=== What to work on ===
Which lines of the records contain "time"? Collect every one of them.

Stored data
= = = = =
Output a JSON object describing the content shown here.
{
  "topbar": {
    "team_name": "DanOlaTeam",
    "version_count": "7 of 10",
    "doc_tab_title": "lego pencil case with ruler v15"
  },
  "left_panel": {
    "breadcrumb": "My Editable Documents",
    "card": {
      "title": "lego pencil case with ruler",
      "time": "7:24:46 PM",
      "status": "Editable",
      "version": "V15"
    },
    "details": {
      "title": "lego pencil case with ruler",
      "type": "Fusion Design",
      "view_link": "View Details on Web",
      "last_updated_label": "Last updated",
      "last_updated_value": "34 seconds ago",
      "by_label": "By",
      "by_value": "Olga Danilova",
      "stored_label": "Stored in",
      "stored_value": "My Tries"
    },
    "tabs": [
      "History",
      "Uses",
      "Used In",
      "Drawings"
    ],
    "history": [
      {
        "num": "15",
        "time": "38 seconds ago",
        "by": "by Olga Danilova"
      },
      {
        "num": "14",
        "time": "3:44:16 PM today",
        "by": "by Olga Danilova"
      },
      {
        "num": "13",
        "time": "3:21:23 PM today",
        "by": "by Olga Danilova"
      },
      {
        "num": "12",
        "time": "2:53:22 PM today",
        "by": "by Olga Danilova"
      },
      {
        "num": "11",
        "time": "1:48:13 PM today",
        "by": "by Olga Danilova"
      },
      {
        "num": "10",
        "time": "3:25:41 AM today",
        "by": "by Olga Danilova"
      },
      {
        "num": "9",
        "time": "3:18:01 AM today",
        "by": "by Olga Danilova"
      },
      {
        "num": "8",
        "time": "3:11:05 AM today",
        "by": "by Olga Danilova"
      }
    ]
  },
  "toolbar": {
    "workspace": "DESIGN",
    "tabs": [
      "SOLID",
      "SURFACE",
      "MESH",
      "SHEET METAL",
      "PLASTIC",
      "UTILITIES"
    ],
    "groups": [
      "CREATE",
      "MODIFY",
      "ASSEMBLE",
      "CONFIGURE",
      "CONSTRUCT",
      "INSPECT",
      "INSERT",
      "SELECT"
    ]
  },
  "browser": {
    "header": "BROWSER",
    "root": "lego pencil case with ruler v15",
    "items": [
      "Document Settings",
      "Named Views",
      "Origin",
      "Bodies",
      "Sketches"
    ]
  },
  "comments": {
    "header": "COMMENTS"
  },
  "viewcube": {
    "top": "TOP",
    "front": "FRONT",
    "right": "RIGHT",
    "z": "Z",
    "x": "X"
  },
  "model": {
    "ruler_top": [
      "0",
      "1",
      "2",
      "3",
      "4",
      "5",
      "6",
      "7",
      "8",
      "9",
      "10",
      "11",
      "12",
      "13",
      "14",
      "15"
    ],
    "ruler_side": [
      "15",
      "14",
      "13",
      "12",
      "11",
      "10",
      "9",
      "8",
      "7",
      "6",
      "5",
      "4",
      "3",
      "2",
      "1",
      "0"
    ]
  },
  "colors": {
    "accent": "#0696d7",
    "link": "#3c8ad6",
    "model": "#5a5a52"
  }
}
= = = = =
=== Correct output ===
      "time": "7:24:46 PM",
        "time": "38 seconds ago",
        "time": "3:44:16 PM today",
        "time": "3:21:23 PM today",
        "time": "2:53:22 PM today",
        "time": "1:48:13 PM today",
        "time": "3:25:41 AM today",
        "time": "3:18:01 AM today",
        "time": "3:11:05 AM today",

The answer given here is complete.